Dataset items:
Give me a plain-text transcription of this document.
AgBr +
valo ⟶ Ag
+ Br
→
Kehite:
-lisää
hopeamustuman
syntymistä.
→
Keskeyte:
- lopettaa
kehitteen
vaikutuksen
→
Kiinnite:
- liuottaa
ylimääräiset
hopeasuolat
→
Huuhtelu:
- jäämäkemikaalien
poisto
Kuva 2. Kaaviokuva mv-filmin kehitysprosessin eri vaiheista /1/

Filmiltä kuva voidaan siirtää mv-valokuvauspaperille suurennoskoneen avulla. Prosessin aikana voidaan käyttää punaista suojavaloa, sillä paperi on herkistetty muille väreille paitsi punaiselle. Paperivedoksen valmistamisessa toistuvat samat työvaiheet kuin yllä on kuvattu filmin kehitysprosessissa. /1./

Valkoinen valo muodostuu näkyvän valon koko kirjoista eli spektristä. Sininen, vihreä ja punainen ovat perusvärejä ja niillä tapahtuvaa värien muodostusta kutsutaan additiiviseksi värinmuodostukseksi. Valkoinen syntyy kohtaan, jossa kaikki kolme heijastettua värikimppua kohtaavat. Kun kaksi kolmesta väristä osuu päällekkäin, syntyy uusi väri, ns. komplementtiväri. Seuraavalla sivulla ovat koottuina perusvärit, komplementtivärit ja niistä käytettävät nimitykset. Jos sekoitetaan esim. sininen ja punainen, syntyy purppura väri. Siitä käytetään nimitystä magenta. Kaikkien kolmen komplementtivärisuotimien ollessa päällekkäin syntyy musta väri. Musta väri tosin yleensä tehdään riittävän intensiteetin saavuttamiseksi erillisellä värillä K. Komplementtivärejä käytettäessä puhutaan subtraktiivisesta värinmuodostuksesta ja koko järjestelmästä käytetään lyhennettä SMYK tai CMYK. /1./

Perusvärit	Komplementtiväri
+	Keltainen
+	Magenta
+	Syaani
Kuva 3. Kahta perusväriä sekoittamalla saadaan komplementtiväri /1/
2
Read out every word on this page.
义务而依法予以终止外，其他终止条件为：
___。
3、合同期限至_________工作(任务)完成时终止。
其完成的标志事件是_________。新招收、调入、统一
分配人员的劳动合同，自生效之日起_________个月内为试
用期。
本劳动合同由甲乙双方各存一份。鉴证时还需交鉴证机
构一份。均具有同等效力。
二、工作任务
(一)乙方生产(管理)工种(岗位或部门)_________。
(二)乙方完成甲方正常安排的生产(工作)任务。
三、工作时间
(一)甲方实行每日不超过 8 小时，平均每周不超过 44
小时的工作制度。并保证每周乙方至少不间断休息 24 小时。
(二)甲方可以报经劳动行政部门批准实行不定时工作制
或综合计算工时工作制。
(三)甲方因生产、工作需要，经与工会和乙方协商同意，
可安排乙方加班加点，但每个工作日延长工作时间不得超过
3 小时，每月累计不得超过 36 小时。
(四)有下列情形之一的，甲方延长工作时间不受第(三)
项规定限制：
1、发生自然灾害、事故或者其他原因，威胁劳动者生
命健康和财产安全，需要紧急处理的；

• _What the task requires_
Using the material above, count the lines containing the word "filmin". Reply with the number alone.

• _Reply_
2